Exercise: Could you transcribe every record below exactly as written, leaving out any pictures?

Data supplied:
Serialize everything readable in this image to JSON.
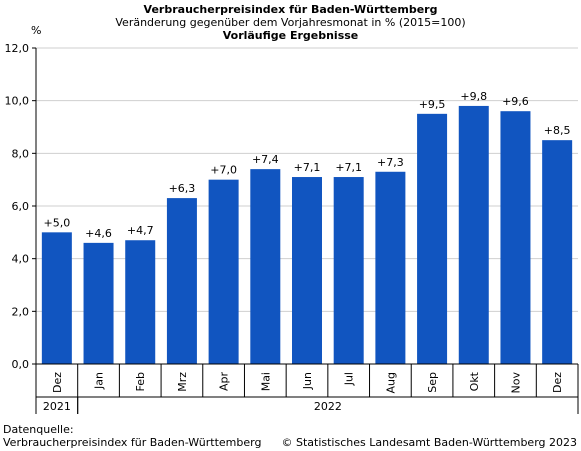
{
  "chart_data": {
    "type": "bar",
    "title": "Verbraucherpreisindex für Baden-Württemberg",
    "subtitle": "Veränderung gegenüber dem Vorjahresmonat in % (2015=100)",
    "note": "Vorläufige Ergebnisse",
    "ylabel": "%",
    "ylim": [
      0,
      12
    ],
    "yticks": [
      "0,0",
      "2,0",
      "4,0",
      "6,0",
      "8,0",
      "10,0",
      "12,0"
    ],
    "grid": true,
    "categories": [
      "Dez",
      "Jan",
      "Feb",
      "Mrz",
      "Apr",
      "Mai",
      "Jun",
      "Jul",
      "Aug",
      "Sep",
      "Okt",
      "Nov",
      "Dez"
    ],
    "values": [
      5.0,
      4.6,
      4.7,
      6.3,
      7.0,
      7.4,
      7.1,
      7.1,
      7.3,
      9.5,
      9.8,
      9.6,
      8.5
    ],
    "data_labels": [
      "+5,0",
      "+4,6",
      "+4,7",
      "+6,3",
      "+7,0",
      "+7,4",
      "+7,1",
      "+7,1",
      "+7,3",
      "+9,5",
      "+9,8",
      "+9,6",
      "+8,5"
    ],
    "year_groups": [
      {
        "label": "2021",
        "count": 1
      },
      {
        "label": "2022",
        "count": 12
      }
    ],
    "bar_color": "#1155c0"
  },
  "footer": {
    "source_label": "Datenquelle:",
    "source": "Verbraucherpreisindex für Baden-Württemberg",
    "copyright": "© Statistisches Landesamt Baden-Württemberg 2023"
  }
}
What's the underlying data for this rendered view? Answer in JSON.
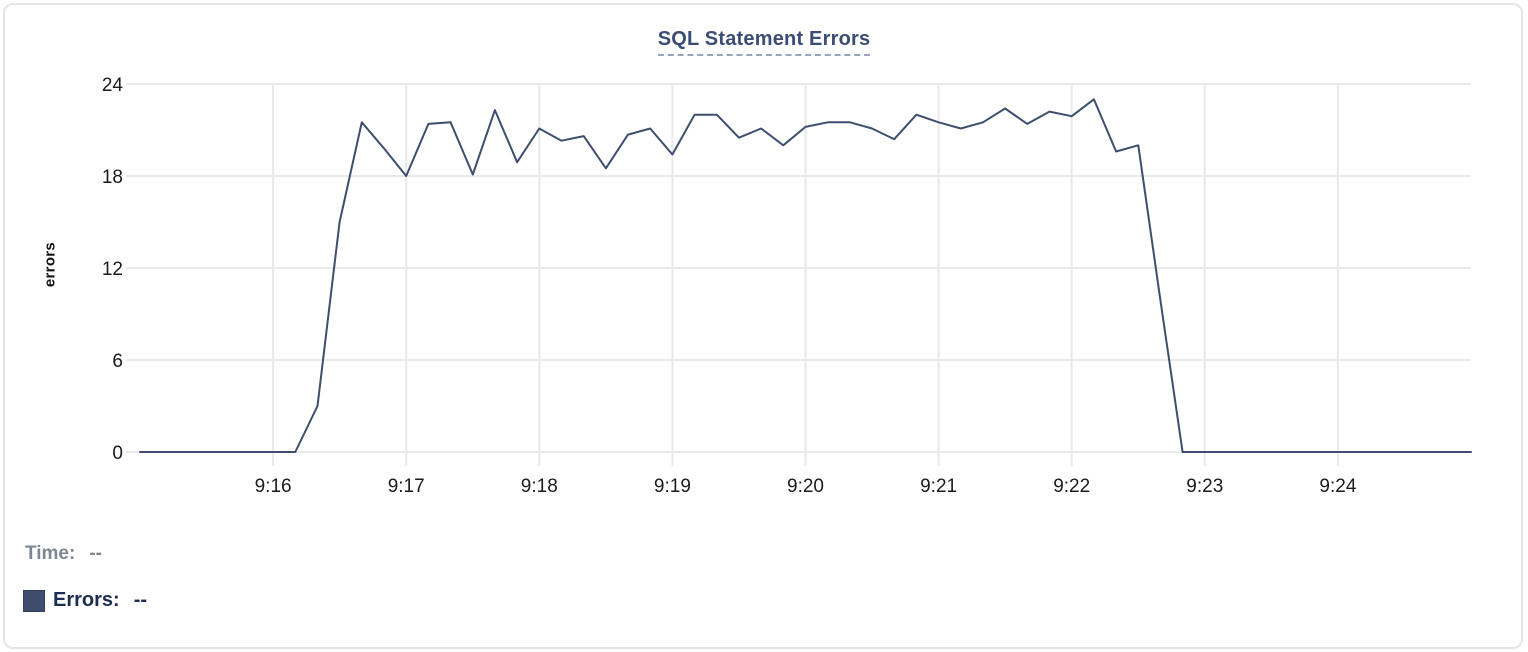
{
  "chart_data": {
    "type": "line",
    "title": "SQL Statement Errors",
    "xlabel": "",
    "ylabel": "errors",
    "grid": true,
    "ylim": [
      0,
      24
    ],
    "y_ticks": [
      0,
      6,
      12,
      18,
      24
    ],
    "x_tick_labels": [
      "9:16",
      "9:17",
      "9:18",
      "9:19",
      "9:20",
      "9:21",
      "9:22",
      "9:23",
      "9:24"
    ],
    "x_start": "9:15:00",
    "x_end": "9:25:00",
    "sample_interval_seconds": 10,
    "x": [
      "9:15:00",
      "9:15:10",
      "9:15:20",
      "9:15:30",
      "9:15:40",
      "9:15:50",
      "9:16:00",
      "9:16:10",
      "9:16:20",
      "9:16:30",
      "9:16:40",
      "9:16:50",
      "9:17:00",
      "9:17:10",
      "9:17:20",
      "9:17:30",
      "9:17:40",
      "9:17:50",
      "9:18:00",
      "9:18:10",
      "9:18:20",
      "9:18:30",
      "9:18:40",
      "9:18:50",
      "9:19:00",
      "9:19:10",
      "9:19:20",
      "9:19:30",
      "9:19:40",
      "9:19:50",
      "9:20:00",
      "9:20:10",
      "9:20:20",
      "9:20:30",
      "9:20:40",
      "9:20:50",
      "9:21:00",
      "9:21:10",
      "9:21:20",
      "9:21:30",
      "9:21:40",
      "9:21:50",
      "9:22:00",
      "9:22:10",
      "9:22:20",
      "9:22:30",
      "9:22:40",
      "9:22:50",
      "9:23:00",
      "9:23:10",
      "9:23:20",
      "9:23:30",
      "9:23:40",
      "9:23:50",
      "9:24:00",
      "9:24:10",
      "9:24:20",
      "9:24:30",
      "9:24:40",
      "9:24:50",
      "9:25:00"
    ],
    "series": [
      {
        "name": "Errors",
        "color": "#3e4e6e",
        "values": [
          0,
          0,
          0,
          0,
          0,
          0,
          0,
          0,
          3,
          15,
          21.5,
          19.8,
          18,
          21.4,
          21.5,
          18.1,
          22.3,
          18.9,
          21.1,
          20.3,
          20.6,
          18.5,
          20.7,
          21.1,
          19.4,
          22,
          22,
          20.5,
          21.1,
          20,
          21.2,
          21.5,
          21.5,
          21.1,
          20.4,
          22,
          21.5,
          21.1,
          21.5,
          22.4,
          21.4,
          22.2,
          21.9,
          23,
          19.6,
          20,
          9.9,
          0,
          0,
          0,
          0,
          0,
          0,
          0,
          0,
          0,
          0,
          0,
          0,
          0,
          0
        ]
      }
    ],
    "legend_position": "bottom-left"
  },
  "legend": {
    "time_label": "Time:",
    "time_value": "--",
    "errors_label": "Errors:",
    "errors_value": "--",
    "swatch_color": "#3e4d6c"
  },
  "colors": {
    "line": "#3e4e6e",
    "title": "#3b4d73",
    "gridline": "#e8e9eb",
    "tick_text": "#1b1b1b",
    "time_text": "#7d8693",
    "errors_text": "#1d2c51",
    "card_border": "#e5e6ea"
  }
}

Solution to the problem:
Serialize everything readable in this image to JSON.
{
  "chart_data": {
    "type": "bar",
    "title": "Verbraucherpreisindex für Baden-Württemberg",
    "subtitle": "Veränderung gegenüber dem Vorjahresmonat in % (2015=100)",
    "note": "Vorläufige Ergebnisse",
    "ylabel": "%",
    "ylim": [
      0,
      12
    ],
    "yticks": [
      "0,0",
      "2,0",
      "4,0",
      "6,0",
      "8,0",
      "10,0",
      "12,0"
    ],
    "grid": true,
    "categories": [
      "Dez",
      "Jan",
      "Feb",
      "Mrz",
      "Apr",
      "Mai",
      "Jun",
      "Jul",
      "Aug",
      "Sep",
      "Okt",
      "Nov",
      "Dez"
    ],
    "values": [
      5.0,
      4.6,
      4.7,
      6.3,
      7.0,
      7.4,
      7.1,
      7.1,
      7.3,
      9.5,
      9.8,
      9.6,
      8.5
    ],
    "data_labels": [
      "+5,0",
      "+4,6",
      "+4,7",
      "+6,3",
      "+7,0",
      "+7,4",
      "+7,1",
      "+7,1",
      "+7,3",
      "+9,5",
      "+9,8",
      "+9,6",
      "+8,5"
    ],
    "year_groups": [
      {
        "label": "2021",
        "count": 1
      },
      {
        "label": "2022",
        "count": 12
      }
    ],
    "bar_color": "#1155c0"
  },
  "footer": {
    "source_label": "Datenquelle:",
    "source": "Verbraucherpreisindex für Baden-Württemberg",
    "copyright": "© Statistisches Landesamt Baden-Württemberg 2023"
  }
}
What's the underlying data for this rendered view? Answer in JSON.
{
  "chart_data": {
    "type": "line",
    "title": "SQL Statement Errors",
    "xlabel": "",
    "ylabel": "errors",
    "grid": true,
    "ylim": [
      0,
      24
    ],
    "y_ticks": [
      0,
      6,
      12,
      18,
      24
    ],
    "x_tick_labels": [
      "9:16",
      "9:17",
      "9:18",
      "9:19",
      "9:20",
      "9:21",
      "9:22",
      "9:23",
      "9:24"
    ],
    "x_start": "9:15:00",
    "x_end": "9:25:00",
    "sample_interval_seconds": 10,
    "x": [
      "9:15:00",
      "9:15:10",
      "9:15:20",
      "9:15:30",
      "9:15:40",
      "9:15:50",
      "9:16:00",
      "9:16:10",
      "9:16:20",
      "9:16:30",
      "9:16:40",
      "9:16:50",
      "9:17:00",
      "9:17:10",
      "9:17:20",
      "9:17:30",
      "9:17:40",
      "9:17:50",
      "9:18:00",
      "9:18:10",
      "9:18:20",
      "9:18:30",
      "9:18:40",
      "9:18:50",
      "9:19:00",
      "9:19:10",
      "9:19:20",
      "9:19:30",
      "9:19:40",
      "9:19:50",
      "9:20:00",
      "9:20:10",
      "9:20:20",
      "9:20:30",
      "9:20:40",
      "9:20:50",
      "9:21:00",
      "9:21:10",
      "9:21:20",
      "9:21:30",
      "9:21:40",
      "9:21:50",
      "9:22:00",
      "9:22:10",
      "9:22:20",
      "9:22:30",
      "9:22:40",
      "9:22:50",
      "9:23:00",
      "9:23:10",
      "9:23:20",
      "9:23:30",
      "9:23:40",
      "9:23:50",
      "9:24:00",
      "9:24:10",
      "9:24:20",
      "9:24:30",
      "9:24:40",
      "9:24:50",
      "9:25:00"
    ],
    "series": [
      {
        "name": "Errors",
        "color": "#3e4e6e",
        "values": [
          0,
          0,
          0,
          0,
          0,
          0,
          0,
          0,
          3,
          15,
          21.5,
          19.8,
          18,
          21.4,
          21.5,
          18.1,
          22.3,
          18.9,
          21.1,
          20.3,
          20.6,
          18.5,
          20.7,
          21.1,
          19.4,
          22,
          22,
          20.5,
          21.1,
          20,
          21.2,
          21.5,
          21.5,
          21.1,
          20.4,
          22,
          21.5,
          21.1,
          21.5,
          22.4,
          21.4,
          22.2,
          21.9,
          23,
          19.6,
          20,
          9.9,
          0,
          0,
          0,
          0,
          0,
          0,
          0,
          0,
          0,
          0,
          0,
          0,
          0,
          0
        ]
      }
    ],
    "legend_position": "bottom-left"
  },
  "legend": {
    "time_label": "Time:",
    "time_value": "--",
    "errors_label": "Errors:",
    "errors_value": "--",
    "swatch_color": "#3e4d6c"
  },
  "colors": {
    "line": "#3e4e6e",
    "title": "#3b4d73",
    "gridline": "#e8e9eb",
    "tick_text": "#1b1b1b",
    "time_text": "#7d8693",
    "errors_text": "#1d2c51",
    "card_border": "#e5e6ea"
  }
}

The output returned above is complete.